[BEGIN EXERCISE INPUT]
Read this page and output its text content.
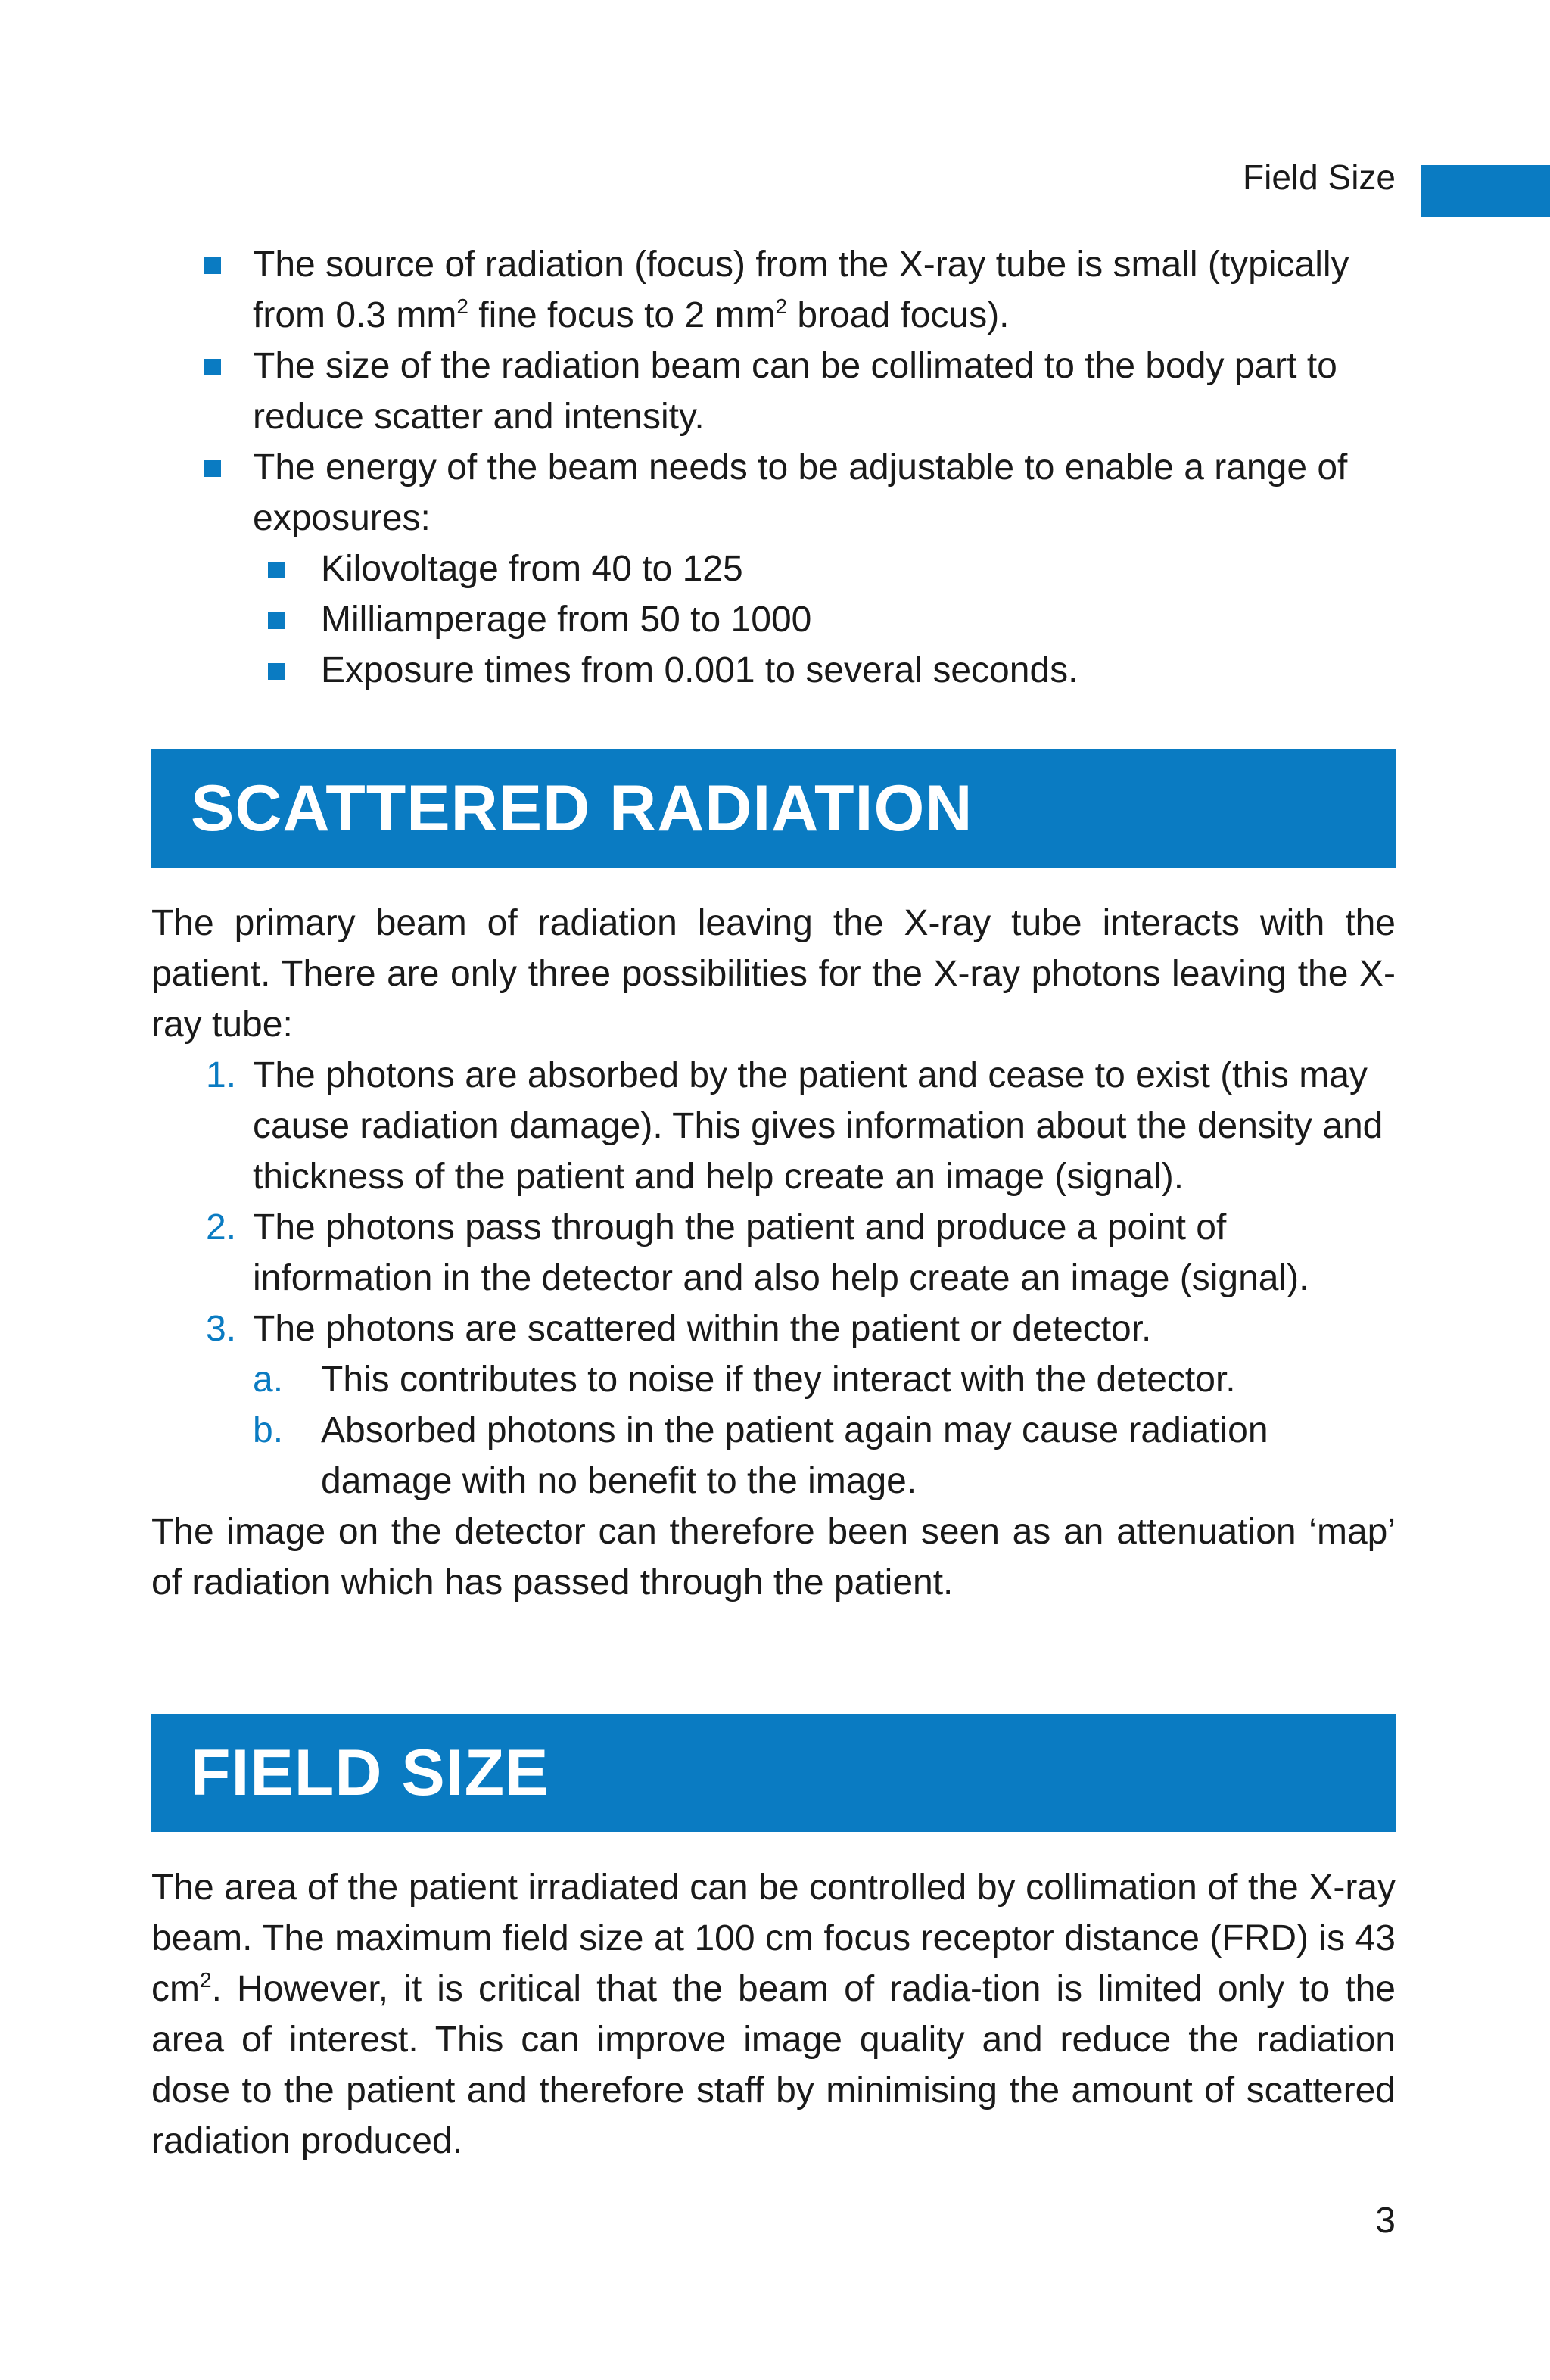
Field Size
The source of radiation (focus) from the X-ray tube is small (typically from 0.3 $mm^2$ fine focus to 2 $mm^2$ broad focus).
The size of the radiation beam can be collimated to the body part to reduce scatter and intensity.
The energy of the beam needs to be adjustable to enable a range of exposures:
Kilovoltage from 40 to 125
Milliamperage from 50 to 1000
Exposure times from 0.001 to several seconds.
SCATTERED RADIATION

The primary beam of radiation leaving the X-ray tube interacts with the patient. There are only three possibilities for the X-ray photons leaving the X-ray tube:

1. The photons are absorbed by the patient and cease to exist (this may cause radiation damage). This gives information about the density and thickness of the patient and help create an image (signal).
2. The photons pass through the patient and produce a point of information in the detector and also help create an image (signal).
3. The photons are scattered within the patient or detector.
a. This contributes to noise if they interact with the detector.
b. Absorbed photons in the patient again may cause radiation damage with no benefit to the image.

The image on the detector can therefore been seen as an attenuation ‘map’ of radiation which has passed through the patient.

FIELD SIZE

The area of the patient irradiated can be controlled by collimation of the X-ray beam. The maximum field size at 100 cm focus receptor distance (FRD) is 43 $cm^2$. However, it is critical that the beam of radia-tion is limited only to the area of interest. This can improve image quality and reduce the radiation dose to the patient and therefore staff by minimising the amount of scattered radiation produced.

3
[END EXERCISE INPUT]
Each line in the material either holds the string "help" or does not. State how many do, and nothing else.

2